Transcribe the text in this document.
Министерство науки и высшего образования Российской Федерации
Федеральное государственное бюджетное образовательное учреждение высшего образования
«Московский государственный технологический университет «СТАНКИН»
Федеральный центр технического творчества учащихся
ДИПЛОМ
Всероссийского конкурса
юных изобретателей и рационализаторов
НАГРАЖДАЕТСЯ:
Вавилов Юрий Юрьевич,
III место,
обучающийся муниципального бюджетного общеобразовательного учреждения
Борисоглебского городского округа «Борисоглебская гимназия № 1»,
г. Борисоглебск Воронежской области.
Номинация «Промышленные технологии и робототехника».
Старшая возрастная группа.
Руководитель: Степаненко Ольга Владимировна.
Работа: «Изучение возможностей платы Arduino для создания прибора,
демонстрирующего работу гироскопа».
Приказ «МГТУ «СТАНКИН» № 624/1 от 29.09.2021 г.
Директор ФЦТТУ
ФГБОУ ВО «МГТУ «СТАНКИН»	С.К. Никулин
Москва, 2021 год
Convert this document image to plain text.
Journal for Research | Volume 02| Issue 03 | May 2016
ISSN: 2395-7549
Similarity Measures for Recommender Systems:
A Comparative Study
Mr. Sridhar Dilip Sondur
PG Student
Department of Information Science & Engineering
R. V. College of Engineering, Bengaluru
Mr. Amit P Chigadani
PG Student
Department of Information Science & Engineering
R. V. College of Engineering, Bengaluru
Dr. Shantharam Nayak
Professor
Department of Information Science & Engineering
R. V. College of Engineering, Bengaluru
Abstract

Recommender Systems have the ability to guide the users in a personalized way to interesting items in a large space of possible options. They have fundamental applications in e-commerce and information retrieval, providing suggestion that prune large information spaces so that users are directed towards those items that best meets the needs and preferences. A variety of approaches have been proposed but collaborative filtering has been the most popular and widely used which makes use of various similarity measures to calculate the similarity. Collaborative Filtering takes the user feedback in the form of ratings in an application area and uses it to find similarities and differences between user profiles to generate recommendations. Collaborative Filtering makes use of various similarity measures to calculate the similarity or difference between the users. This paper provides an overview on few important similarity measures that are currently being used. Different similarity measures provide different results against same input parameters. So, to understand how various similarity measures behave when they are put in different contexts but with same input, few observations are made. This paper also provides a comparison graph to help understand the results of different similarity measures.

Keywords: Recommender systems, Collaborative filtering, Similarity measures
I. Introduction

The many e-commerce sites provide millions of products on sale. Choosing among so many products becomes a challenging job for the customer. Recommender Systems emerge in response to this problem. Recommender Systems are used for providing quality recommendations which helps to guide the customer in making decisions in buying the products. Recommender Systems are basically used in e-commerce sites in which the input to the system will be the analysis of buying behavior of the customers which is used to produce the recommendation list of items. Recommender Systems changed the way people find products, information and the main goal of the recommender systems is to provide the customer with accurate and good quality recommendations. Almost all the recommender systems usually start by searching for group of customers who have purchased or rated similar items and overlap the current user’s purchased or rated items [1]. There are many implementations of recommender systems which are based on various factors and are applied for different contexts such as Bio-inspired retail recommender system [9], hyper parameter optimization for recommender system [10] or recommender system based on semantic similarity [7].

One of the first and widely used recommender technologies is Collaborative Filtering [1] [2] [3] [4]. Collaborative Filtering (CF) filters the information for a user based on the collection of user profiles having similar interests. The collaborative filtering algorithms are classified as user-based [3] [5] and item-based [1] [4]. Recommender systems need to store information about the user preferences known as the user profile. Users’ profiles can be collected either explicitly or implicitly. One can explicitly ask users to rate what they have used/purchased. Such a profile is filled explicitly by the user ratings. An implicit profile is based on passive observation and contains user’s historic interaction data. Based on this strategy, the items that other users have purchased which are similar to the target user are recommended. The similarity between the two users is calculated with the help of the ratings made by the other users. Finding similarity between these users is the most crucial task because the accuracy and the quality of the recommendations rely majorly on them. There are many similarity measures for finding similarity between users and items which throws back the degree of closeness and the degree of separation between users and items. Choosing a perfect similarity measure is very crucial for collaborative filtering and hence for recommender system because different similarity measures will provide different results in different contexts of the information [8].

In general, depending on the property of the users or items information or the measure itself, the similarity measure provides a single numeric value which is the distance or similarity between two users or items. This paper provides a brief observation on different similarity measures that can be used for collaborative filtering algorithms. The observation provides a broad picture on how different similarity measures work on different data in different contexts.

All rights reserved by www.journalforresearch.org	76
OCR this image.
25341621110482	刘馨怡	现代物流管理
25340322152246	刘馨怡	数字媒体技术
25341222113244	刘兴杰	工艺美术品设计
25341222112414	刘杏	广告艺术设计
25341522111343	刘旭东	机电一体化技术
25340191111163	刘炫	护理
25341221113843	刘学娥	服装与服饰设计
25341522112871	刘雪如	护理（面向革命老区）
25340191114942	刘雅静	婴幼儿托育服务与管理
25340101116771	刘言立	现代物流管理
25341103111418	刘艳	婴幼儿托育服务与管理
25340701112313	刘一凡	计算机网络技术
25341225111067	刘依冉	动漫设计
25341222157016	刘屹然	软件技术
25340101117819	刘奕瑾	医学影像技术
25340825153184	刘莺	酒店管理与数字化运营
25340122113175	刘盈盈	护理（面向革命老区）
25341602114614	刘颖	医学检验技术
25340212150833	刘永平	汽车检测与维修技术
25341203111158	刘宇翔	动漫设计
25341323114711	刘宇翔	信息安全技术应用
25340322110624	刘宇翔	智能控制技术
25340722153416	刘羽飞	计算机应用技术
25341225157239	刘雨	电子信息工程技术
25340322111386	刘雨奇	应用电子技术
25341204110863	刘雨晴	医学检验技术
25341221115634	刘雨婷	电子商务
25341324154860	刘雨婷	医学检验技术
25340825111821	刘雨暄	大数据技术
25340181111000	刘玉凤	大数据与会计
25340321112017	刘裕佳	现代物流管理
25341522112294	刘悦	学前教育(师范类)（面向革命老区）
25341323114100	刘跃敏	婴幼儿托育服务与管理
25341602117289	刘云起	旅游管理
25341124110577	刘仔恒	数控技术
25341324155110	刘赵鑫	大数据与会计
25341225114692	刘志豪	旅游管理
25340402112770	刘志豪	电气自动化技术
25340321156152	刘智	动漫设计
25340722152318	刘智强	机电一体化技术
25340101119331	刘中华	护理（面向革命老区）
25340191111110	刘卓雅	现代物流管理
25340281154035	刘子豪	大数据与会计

* * * *

- [Problem to work on]: Retype all the records, matching them exactly.

- [Exercise response]:
Transcribe the text in this document.
Министерство науки и высшего образования Российской Федерации
Федеральное государственное бюджетное образовательное учреждение высшего образования
«Московский государственный технологический университет «СТАНКИН»
Федеральный центр технического творчества учащихся
ДИПЛОМ
Всероссийского конкурса
юных изобретателей и рационализаторов
НАГРАЖДАЕТСЯ:
Вавилов Юрий Юрьевич,
III место,
обучающийся муниципального бюджетного общеобразовательного учреждения
Борисоглебского городского округа «Борисоглебская гимназия № 1»,
г. Борисоглебск Воронежской области.
Номинация «Промышленные технологии и робототехника».
Старшая возрастная группа.
Руководитель: Степаненко Ольга Владимировна.
Работа: «Изучение возможностей платы Arduino для создания прибора,
демонстрирующего работу гироскопа».
Приказ «МГТУ «СТАНКИН» № 624/1 от 29.09.2021 г.
Директор ФЦТТУ
ФГБОУ ВО «МГТУ «СТАНКИН»	С.К. Никулин
Москва, 2021 год
Convert this document image to plain text.
Journal for Research | Volume 02| Issue 03 | May 2016
ISSN: 2395-7549
Similarity Measures for Recommender Systems:
A Comparative Study
Mr. Sridhar Dilip Sondur
PG Student
Department of Information Science & Engineering
R. V. College of Engineering, Bengaluru
Mr. Amit P Chigadani
PG Student
Department of Information Science & Engineering
R. V. College of Engineering, Bengaluru
Dr. Shantharam Nayak
Professor
Department of Information Science & Engineering
R. V. College of Engineering, Bengaluru
Abstract

Recommender Systems have the ability to guide the users in a personalized way to interesting items in a large space of possible options. They have fundamental applications in e-commerce and information retrieval, providing suggestion that prune large information spaces so that users are directed towards those items that best meets the needs and preferences. A variety of approaches have been proposed but collaborative filtering has been the most popular and widely used which makes use of various similarity measures to calculate the similarity. Collaborative Filtering takes the user feedback in the form of ratings in an application area and uses it to find similarities and differences between user profiles to generate recommendations. Collaborative Filtering makes use of various similarity measures to calculate the similarity or difference between the users. This paper provides an overview on few important similarity measures that are currently being used. Different similarity measures provide different results against same input parameters. So, to understand how various similarity measures behave when they are put in different contexts but with same input, few observations are made. This paper also provides a comparison graph to help understand the results of different similarity measures.

Keywords: Recommender systems, Collaborative filtering, Similarity measures
I. Introduction

The many e-commerce sites provide millions of products on sale. Choosing among so many products becomes a challenging job for the customer. Recommender Systems emerge in response to this problem. Recommender Systems are used for providing quality recommendations which helps to guide the customer in making decisions in buying the products. Recommender Systems are basically used in e-commerce sites in which the input to the system will be the analysis of buying behavior of the customers which is used to produce the recommendation list of items. Recommender Systems changed the way people find products, information and the main goal of the recommender systems is to provide the customer with accurate and good quality recommendations. Almost all the recommender systems usually start by searching for group of customers who have purchased or rated similar items and overlap the current user’s purchased or rated items [1]. There are many implementations of recommender systems which are based on various factors and are applied for different contexts such as Bio-inspired retail recommender system [9], hyper parameter optimization for recommender system [10] or recommender system based on semantic similarity [7].

One of the first and widely used recommender technologies is Collaborative Filtering [1] [2] [3] [4]. Collaborative Filtering (CF) filters the information for a user based on the collection of user profiles having similar interests. The collaborative filtering algorithms are classified as user-based [3] [5] and item-based [1] [4]. Recommender systems need to store information about the user preferences known as the user profile. Users’ profiles can be collected either explicitly or implicitly. One can explicitly ask users to rate what they have used/purchased. Such a profile is filled explicitly by the user ratings. An implicit profile is based on passive observation and contains user’s historic interaction data. Based on this strategy, the items that other users have purchased which are similar to the target user are recommended. The similarity between the two users is calculated with the help of the ratings made by the other users. Finding similarity between these users is the most crucial task because the accuracy and the quality of the recommendations rely majorly on them. There are many similarity measures for finding similarity between users and items which throws back the degree of closeness and the degree of separation between users and items. Choosing a perfect similarity measure is very crucial for collaborative filtering and hence for recommender system because different similarity measures will provide different results in different contexts of the information [8].

In general, depending on the property of the users or items information or the measure itself, the similarity measure provides a single numeric value which is the distance or similarity between two users or items. This paper provides a brief observation on different similarity measures that can be used for collaborative filtering algorithms. The observation provides a broad picture on how different similarity measures work on different data in different contexts.

All rights reserved by www.journalforresearch.org	76
OCR this image.
25341621110482	刘馨怡	现代物流管理
25340322152246	刘馨怡	数字媒体技术
25341222113244	刘兴杰	工艺美术品设计
25341222112414	刘杏	广告艺术设计
25341522111343	刘旭东	机电一体化技术
25340191111163	刘炫	护理
25341221113843	刘学娥	服装与服饰设计
25341522112871	刘雪如	护理（面向革命老区）
25340191114942	刘雅静	婴幼儿托育服务与管理
25340101116771	刘言立	现代物流管理
25341103111418	刘艳	婴幼儿托育服务与管理
25340701112313	刘一凡	计算机网络技术
25341225111067	刘依冉	动漫设计
25341222157016	刘屹然	软件技术
25340101117819	刘奕瑾	医学影像技术
25340825153184	刘莺	酒店管理与数字化运营
25340122113175	刘盈盈	护理（面向革命老区）
25341602114614	刘颖	医学检验技术
25340212150833	刘永平	汽车检测与维修技术
25341203111158	刘宇翔	动漫设计
25341323114711	刘宇翔	信息安全技术应用
25340322110624	刘宇翔	智能控制技术
25340722153416	刘羽飞	计算机应用技术
25341225157239	刘雨	电子信息工程技术
25340322111386	刘雨奇	应用电子技术
25341204110863	刘雨晴	医学检验技术
25341221115634	刘雨婷	电子商务
25341324154860	刘雨婷	医学检验技术
25340825111821	刘雨暄	大数据技术
25340181111000	刘玉凤	大数据与会计
25340321112017	刘裕佳	现代物流管理
25341522112294	刘悦	学前教育(师范类)（面向革命老区）
25341323114100	刘跃敏	婴幼儿托育服务与管理
25341602117289	刘云起	旅游管理
25341124110577	刘仔恒	数控技术
25341324155110	刘赵鑫	大数据与会计
25341225114692	刘志豪	旅游管理
25340402112770	刘志豪	电气自动化技术
25340321156152	刘智	动漫设计
25340722152318	刘智强	机电一体化技术
25340101119331	刘中华	护理（面向革命老区）
25340191111110	刘卓雅	现代物流管理
25340281154035	刘子豪	大数据与会计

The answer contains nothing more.